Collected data
┌────────

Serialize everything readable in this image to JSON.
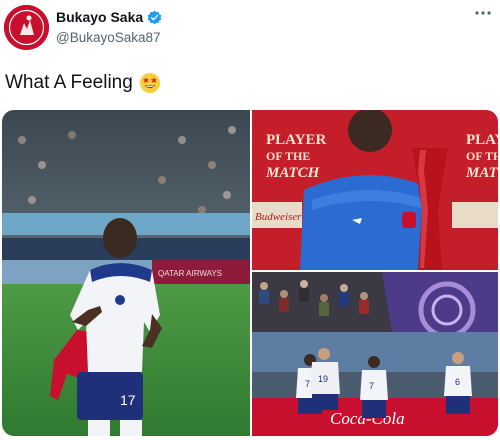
{
  "tweet": {
    "display_name": "Bukayo Saka",
    "handle": "@BukayoSaka87",
    "text": "What A Feeling",
    "verified": true
  },
  "media": {
    "photo_1": {
      "description_icon": "player-celebrating-photo",
      "shirt_number": "17",
      "board_text": "QATAR AIRWAYS"
    },
    "photo_2": {
      "banner_line1": "PLAYER",
      "banner_line2": "OF THE",
      "banner_line3": "MATCH",
      "sponsor": "Budweiser",
      "right_line1": "PLAY",
      "right_line2": "OF TH",
      "right_line3": "MATC"
    },
    "photo_3": {
      "sponsor": "Coca-Cola",
      "numbers": [
        "7",
        "19",
        "7",
        "6"
      ]
    }
  },
  "colors": {
    "brand_red": "#c8102e",
    "verified_blue": "#1d9bf0",
    "pitch_green": "#3f8a3a",
    "potm_red": "#c41e2a"
  }
}
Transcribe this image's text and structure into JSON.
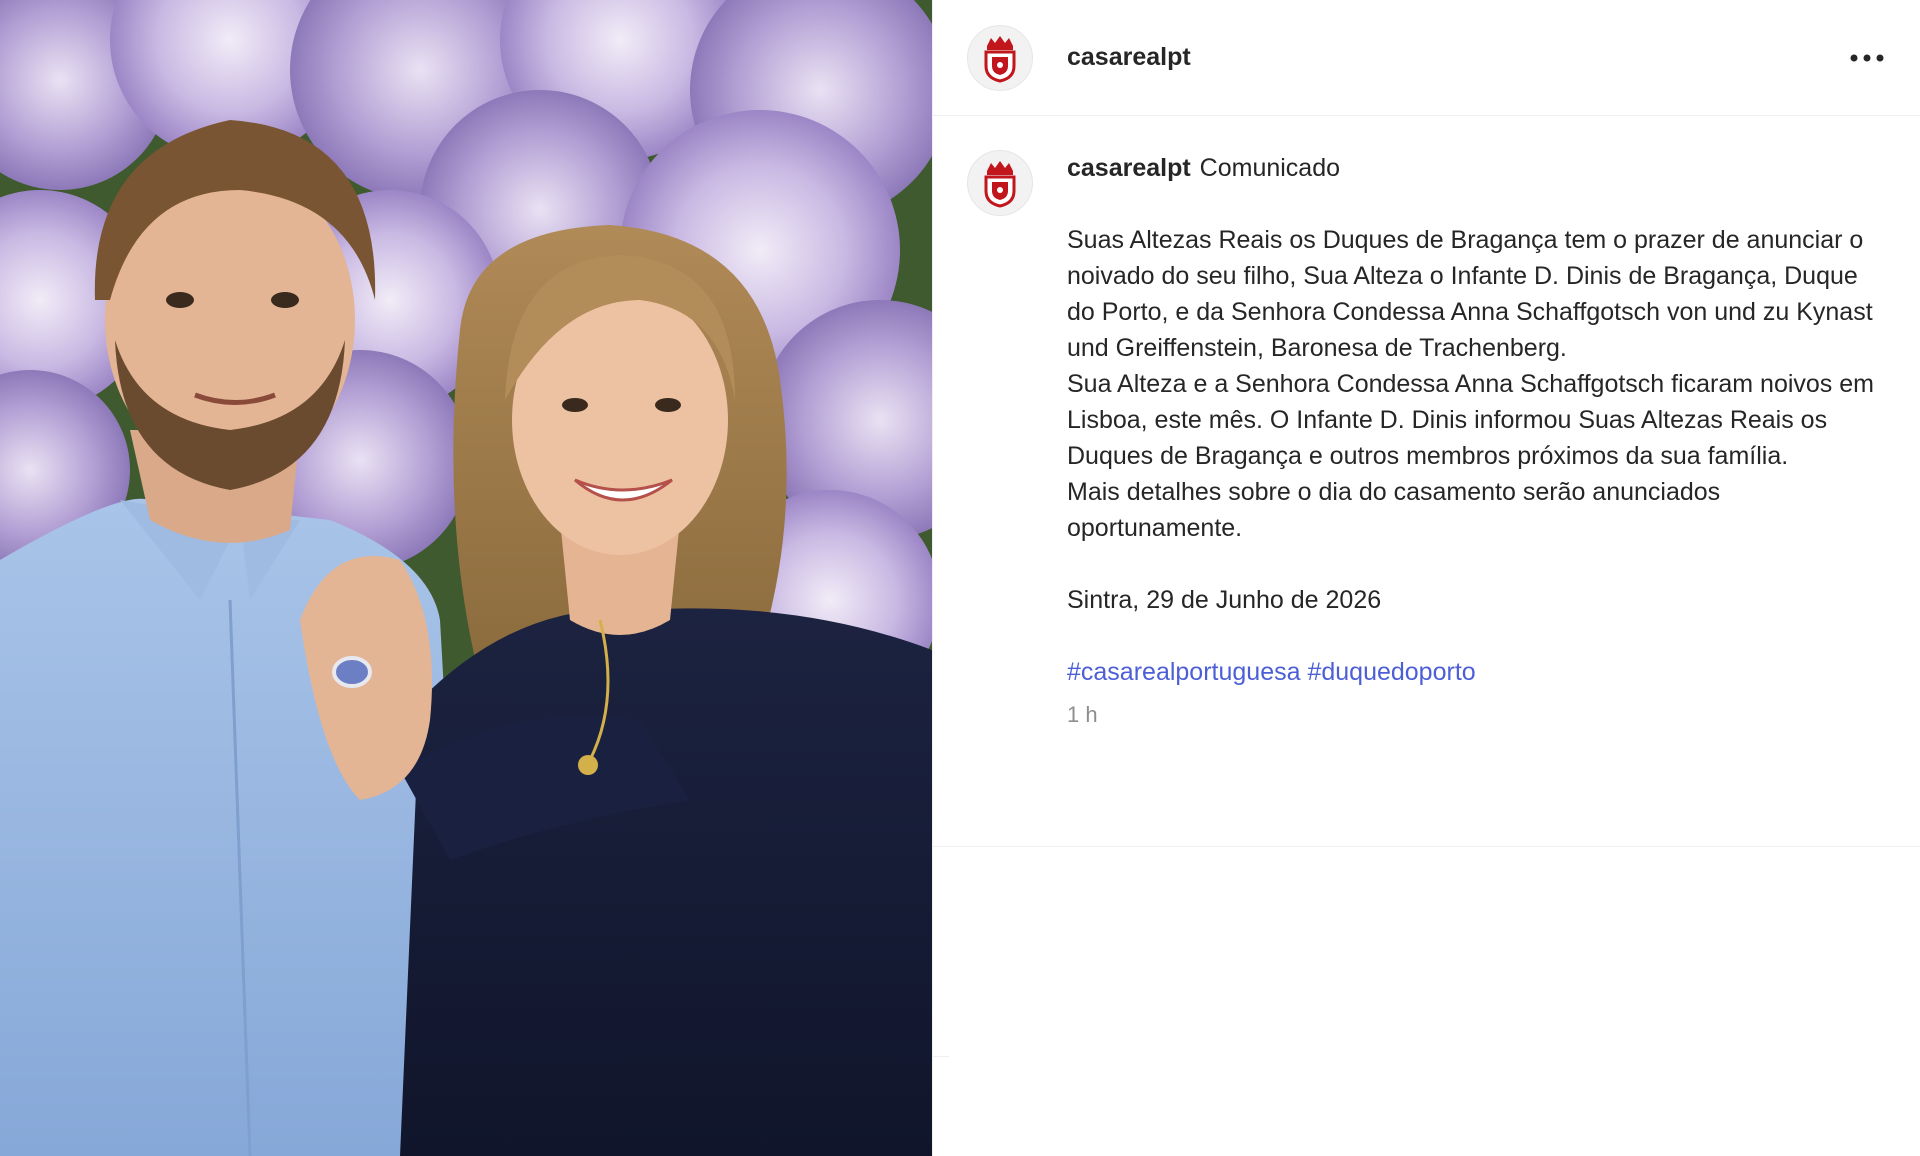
{
  "photo": {
    "description_icon": "photo-couple-hydrangeas"
  },
  "header": {
    "username": "casarealpt",
    "avatar_icon": "royal-coat-of-arms-icon",
    "more_icon": "more-horizontal-icon"
  },
  "caption": {
    "username": "casarealpt",
    "title": "Comunicado",
    "paragraphs": [
      "Suas Altezas Reais os Duques de Bragança tem o prazer de anunciar o noivado do seu filho, Sua Alteza o Infante D. Dinis de Bragança, Duque do Porto, e da Senhora Condessa Anna Schaffgotsch von und zu Kynast und Greiffenstein, Baronesa de Trachenberg.",
      "Sua Alteza e a Senhora Condessa Anna Schaffgotsch ficaram noivos em Lisboa, este mês. O Infante D. Dinis informou Suas Altezas Reais os Duques de Bragança e outros membros próximos da sua família.",
      "Mais detalhes sobre o dia do casamento serão anunciados oportunamente."
    ],
    "date_line": "Sintra, 29 de Junho de 2026",
    "hashtags": [
      "#casarealportuguesa",
      "#duquedoporto"
    ],
    "time": "1 h"
  },
  "colors": {
    "hashtag": "#4c5fd7",
    "text": "#262626",
    "muted": "#8e8e8e",
    "crest_red": "#c0161c"
  }
}
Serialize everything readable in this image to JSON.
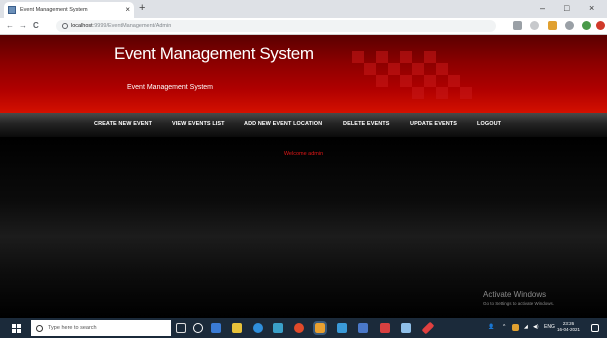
{
  "browser": {
    "tab_title": "Event Management System",
    "tab_close": "×",
    "new_tab": "+",
    "window_controls": {
      "minimize": "–",
      "maximize": "□",
      "close": "×"
    },
    "nav": {
      "back": "←",
      "forward": "→",
      "reload": "C"
    },
    "url_host": "localhost",
    "url_path": ":9999/EventManagement/Admin"
  },
  "header": {
    "title": "Event Management System",
    "subtitle": "Event Management System"
  },
  "navbar": {
    "items": [
      {
        "label": "CREATE NEW EVENT"
      },
      {
        "label": "VIEW EVENTS LIST"
      },
      {
        "label": "ADD NEW EVENT LOCATION"
      },
      {
        "label": "DELETE EVENTS"
      },
      {
        "label": "UPDATE EVENTS"
      },
      {
        "label": "LOGOUT"
      }
    ]
  },
  "main": {
    "welcome": "Welcome admin"
  },
  "watermark": {
    "line1": "Activate Windows",
    "line2": "Go to Settings to activate Windows."
  },
  "taskbar": {
    "search_placeholder": "Type here to search",
    "time": "23:26",
    "date": "16-04-2021",
    "lang": "ENG"
  },
  "colors": {
    "header_red": "#b00000",
    "welcome_text": "#e01818",
    "taskbar": "#1b2a3a"
  }
}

└────────

Restate the data above word for word. Skip every picture.

Serialize everything readable in this image to JSON.
{
  "tweet": {
    "display_name": "Bukayo Saka",
    "handle": "@BukayoSaka87",
    "text": "What A Feeling",
    "verified": true
  },
  "media": {
    "photo_1": {
      "description_icon": "player-celebrating-photo",
      "shirt_number": "17",
      "board_text": "QATAR AIRWAYS"
    },
    "photo_2": {
      "banner_line1": "PLAYER",
      "banner_line2": "OF THE",
      "banner_line3": "MATCH",
      "sponsor": "Budweiser",
      "right_line1": "PLAY",
      "right_line2": "OF TH",
      "right_line3": "MATC"
    },
    "photo_3": {
      "sponsor": "Coca-Cola",
      "numbers": [
        "7",
        "19",
        "7",
        "6"
      ]
    }
  },
  "colors": {
    "brand_red": "#c8102e",
    "verified_blue": "#1d9bf0",
    "pitch_green": "#3f8a3a",
    "potm_red": "#c41e2a"
  }
}
Transcribe this image's text and structure into JSON.
{
  "photo": {
    "description_icon": "photo-couple-hydrangeas"
  },
  "header": {
    "username": "casarealpt",
    "avatar_icon": "royal-coat-of-arms-icon",
    "more_icon": "more-horizontal-icon"
  },
  "caption": {
    "username": "casarealpt",
    "title": "Comunicado",
    "paragraphs": [
      "Suas Altezas Reais os Duques de Bragança tem o prazer de anunciar o noivado do seu filho, Sua Alteza o Infante D. Dinis de Bragança, Duque do Porto, e da Senhora Condessa Anna Schaffgotsch von und zu Kynast und Greiffenstein, Baronesa de Trachenberg.",
      "Sua Alteza e a Senhora Condessa Anna Schaffgotsch ficaram noivos em Lisboa, este mês. O Infante D. Dinis informou Suas Altezas Reais os Duques de Bragança e outros membros próximos da sua família.",
      "Mais detalhes sobre o dia do casamento serão anunciados oportunamente."
    ],
    "date_line": "Sintra, 29 de Junho de 2026",
    "hashtags": [
      "#casarealportuguesa",
      "#duquedoporto"
    ],
    "time": "1 h"
  },
  "colors": {
    "hashtag": "#4c5fd7",
    "text": "#262626",
    "muted": "#8e8e8e",
    "crest_red": "#c0161c"
  }
}
Serialize everything readable in this image to JSON.
{
  "browser": {
    "tab_title": "Event Management System",
    "tab_close": "×",
    "new_tab": "+",
    "window_controls": {
      "minimize": "–",
      "maximize": "□",
      "close": "×"
    },
    "nav": {
      "back": "←",
      "forward": "→",
      "reload": "C"
    },
    "url_host": "localhost",
    "url_path": ":9999/EventManagement/Admin"
  },
  "header": {
    "title": "Event Management System",
    "subtitle": "Event Management System"
  },
  "navbar": {
    "items": [
      {
        "label": "CREATE NEW EVENT"
      },
      {
        "label": "VIEW EVENTS LIST"
      },
      {
        "label": "ADD NEW EVENT LOCATION"
      },
      {
        "label": "DELETE EVENTS"
      },
      {
        "label": "UPDATE EVENTS"
      },
      {
        "label": "LOGOUT"
      }
    ]
  },
  "main": {
    "welcome": "Welcome admin"
  },
  "watermark": {
    "line1": "Activate Windows",
    "line2": "Go to Settings to activate Windows."
  },
  "taskbar": {
    "search_placeholder": "Type here to search",
    "time": "23:26",
    "date": "16-04-2021",
    "lang": "ENG"
  },
  "colors": {
    "header_red": "#b00000",
    "welcome_text": "#e01818",
    "taskbar": "#1b2a3a"
  }
}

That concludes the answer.